Dataset rows about figures
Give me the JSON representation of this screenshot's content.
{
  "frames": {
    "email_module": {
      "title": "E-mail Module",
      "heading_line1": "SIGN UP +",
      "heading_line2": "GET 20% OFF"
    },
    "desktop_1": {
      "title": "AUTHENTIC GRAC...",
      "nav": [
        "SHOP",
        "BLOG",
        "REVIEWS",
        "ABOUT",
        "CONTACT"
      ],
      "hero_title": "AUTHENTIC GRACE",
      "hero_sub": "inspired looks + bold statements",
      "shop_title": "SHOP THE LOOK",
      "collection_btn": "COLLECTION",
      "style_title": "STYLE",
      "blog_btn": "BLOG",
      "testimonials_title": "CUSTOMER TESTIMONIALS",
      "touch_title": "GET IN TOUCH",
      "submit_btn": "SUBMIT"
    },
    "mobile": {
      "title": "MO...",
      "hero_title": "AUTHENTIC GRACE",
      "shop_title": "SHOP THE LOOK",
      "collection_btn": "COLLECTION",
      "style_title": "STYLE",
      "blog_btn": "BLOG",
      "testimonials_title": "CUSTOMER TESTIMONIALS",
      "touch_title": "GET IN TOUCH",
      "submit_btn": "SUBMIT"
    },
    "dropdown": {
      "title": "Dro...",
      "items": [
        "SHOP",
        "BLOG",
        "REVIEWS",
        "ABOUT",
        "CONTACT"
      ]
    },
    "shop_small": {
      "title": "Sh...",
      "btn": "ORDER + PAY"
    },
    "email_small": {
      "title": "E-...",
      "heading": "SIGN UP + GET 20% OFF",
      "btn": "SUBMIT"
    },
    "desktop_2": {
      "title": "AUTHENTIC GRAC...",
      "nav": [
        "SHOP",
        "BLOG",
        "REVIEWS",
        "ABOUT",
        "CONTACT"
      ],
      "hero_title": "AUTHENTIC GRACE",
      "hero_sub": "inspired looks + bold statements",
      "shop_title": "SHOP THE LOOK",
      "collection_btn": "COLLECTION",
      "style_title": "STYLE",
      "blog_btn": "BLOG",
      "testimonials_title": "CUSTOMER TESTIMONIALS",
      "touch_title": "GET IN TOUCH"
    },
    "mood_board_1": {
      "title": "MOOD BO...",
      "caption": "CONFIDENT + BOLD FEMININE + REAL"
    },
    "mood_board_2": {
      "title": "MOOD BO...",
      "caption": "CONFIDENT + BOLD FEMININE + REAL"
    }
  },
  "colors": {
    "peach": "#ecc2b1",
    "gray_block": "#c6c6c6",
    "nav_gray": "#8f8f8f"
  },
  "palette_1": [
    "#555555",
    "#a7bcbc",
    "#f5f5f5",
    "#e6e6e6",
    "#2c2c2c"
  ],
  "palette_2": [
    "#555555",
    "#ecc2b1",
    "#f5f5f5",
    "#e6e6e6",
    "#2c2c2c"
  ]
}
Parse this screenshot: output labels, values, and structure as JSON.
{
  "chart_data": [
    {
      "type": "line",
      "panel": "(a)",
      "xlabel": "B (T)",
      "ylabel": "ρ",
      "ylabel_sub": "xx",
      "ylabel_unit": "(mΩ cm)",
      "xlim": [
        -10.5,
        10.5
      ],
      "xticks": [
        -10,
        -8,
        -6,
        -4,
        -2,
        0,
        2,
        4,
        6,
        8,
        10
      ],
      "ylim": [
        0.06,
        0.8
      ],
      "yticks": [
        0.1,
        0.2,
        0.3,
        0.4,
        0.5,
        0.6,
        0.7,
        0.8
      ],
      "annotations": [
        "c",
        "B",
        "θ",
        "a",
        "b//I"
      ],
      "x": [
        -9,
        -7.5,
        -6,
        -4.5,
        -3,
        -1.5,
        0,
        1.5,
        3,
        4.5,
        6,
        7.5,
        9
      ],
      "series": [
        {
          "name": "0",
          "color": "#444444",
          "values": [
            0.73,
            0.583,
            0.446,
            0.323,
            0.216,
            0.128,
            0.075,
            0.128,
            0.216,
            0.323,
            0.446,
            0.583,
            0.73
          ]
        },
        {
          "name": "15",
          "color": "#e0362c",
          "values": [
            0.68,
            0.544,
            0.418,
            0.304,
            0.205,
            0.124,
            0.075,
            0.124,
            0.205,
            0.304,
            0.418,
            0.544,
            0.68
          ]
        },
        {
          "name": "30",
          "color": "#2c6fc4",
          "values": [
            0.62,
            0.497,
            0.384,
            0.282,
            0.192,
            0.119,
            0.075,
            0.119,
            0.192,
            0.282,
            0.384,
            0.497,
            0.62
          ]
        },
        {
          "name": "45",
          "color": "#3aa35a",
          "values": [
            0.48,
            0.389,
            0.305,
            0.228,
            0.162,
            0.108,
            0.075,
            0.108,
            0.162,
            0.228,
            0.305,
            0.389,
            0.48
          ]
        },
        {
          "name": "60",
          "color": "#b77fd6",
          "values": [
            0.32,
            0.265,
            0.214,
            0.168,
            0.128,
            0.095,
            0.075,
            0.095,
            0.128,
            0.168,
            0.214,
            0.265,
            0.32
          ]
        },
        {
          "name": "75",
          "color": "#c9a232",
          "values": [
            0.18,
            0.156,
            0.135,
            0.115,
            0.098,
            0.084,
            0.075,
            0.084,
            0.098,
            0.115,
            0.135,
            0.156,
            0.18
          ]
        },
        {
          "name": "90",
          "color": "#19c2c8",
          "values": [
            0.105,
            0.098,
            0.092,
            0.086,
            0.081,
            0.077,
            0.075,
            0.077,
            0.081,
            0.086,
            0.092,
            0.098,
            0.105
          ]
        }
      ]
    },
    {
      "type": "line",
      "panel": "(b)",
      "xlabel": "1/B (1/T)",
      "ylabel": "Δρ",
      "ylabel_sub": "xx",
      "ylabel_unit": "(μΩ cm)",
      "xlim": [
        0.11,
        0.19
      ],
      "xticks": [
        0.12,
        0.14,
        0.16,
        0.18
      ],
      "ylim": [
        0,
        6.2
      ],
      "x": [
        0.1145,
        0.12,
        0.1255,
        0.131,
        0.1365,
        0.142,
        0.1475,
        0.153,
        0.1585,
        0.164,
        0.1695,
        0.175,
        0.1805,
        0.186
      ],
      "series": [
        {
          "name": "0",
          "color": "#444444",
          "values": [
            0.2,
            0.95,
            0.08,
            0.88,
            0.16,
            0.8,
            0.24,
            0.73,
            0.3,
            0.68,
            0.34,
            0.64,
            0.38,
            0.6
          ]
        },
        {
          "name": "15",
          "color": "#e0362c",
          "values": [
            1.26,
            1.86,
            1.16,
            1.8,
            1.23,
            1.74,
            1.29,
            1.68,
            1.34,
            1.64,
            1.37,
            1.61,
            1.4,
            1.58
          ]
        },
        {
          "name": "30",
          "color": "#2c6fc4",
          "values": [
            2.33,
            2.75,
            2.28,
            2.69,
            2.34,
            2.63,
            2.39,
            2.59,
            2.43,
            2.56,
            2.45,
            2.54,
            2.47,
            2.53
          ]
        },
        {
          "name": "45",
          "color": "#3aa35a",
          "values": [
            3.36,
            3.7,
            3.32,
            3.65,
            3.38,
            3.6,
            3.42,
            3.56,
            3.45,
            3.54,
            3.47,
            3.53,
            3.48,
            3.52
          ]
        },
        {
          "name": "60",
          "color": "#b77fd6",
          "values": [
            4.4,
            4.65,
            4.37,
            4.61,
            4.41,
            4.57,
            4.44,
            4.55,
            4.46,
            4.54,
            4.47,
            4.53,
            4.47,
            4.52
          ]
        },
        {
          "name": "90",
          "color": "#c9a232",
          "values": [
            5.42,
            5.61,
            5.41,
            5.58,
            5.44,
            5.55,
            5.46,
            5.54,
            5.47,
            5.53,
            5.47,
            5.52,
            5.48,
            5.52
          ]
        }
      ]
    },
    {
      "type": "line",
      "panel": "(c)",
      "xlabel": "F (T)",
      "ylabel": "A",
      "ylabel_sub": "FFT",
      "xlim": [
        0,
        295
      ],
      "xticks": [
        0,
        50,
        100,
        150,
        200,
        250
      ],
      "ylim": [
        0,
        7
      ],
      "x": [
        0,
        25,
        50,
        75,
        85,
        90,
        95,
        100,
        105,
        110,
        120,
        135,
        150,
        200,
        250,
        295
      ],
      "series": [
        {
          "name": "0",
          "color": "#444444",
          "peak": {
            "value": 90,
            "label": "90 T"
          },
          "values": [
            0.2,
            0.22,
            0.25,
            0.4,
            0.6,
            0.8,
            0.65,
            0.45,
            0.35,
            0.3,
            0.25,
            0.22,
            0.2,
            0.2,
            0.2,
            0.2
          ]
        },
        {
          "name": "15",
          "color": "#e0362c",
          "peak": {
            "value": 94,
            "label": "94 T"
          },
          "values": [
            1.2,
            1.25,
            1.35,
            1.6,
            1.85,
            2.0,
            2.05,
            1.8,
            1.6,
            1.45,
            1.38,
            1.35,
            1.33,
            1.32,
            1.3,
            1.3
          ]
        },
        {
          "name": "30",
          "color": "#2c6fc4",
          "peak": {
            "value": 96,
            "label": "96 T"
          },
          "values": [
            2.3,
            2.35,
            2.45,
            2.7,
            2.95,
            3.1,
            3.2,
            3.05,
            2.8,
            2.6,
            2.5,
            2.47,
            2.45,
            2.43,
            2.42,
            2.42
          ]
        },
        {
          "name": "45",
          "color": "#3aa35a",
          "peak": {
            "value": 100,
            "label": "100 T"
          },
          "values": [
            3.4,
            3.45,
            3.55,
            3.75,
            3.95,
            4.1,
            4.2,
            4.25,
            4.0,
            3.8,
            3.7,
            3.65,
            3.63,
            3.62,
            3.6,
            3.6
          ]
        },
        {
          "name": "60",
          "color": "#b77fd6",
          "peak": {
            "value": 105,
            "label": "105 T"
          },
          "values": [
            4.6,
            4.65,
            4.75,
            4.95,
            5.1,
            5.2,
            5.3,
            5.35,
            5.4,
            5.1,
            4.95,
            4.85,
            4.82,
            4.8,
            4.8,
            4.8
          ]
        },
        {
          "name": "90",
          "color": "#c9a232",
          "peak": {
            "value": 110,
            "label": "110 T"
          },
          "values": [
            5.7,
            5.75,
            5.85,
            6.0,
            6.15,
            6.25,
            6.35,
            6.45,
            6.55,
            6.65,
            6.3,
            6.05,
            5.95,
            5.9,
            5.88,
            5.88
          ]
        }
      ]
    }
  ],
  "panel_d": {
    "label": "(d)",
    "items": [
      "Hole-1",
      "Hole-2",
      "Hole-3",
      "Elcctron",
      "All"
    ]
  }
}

▶ _What to do_: Pull out every line in the data above that has the word "screenshot".

▶ _The result_:
Give me the JSON representation of this screenshot's content.
Parse this screenshot: output labels, values, and structure as JSON.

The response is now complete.